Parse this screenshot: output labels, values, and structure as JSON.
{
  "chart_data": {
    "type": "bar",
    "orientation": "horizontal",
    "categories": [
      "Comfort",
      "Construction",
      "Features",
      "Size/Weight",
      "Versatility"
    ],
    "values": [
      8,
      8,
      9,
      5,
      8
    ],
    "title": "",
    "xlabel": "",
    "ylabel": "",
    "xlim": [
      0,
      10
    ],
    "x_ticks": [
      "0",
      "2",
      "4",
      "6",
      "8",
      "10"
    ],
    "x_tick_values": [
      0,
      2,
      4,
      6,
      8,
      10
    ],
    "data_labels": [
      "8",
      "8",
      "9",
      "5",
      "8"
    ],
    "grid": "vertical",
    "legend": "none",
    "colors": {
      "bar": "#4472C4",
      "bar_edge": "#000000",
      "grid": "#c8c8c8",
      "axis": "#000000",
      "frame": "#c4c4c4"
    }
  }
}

WHAT YOU HAVE TO DO: Using the data above, reproduce every line exactly.

RESPONSE TO THE EXERCISE:
Parse this screenshot: output labels, values, and structure as JSON.
{
  "chart_data": {
    "type": "bar",
    "orientation": "horizontal",
    "categories": [
      "Comfort",
      "Construction",
      "Features",
      "Size/Weight",
      "Versatility"
    ],
    "values": [
      8,
      8,
      9,
      5,
      8
    ],
    "title": "",
    "xlabel": "",
    "ylabel": "",
    "xlim": [
      0,
      10
    ],
    "x_ticks": [
      "0",
      "2",
      "4",
      "6",
      "8",
      "10"
    ],
    "x_tick_values": [
      0,
      2,
      4,
      6,
      8,
      10
    ],
    "data_labels": [
      "8",
      "8",
      "9",
      "5",
      "8"
    ],
    "grid": "vertical",
    "legend": "none",
    "colors": {
      "bar": "#4472C4",
      "bar_edge": "#000000",
      "grid": "#c8c8c8",
      "axis": "#000000",
      "frame": "#c4c4c4"
    }
  }
}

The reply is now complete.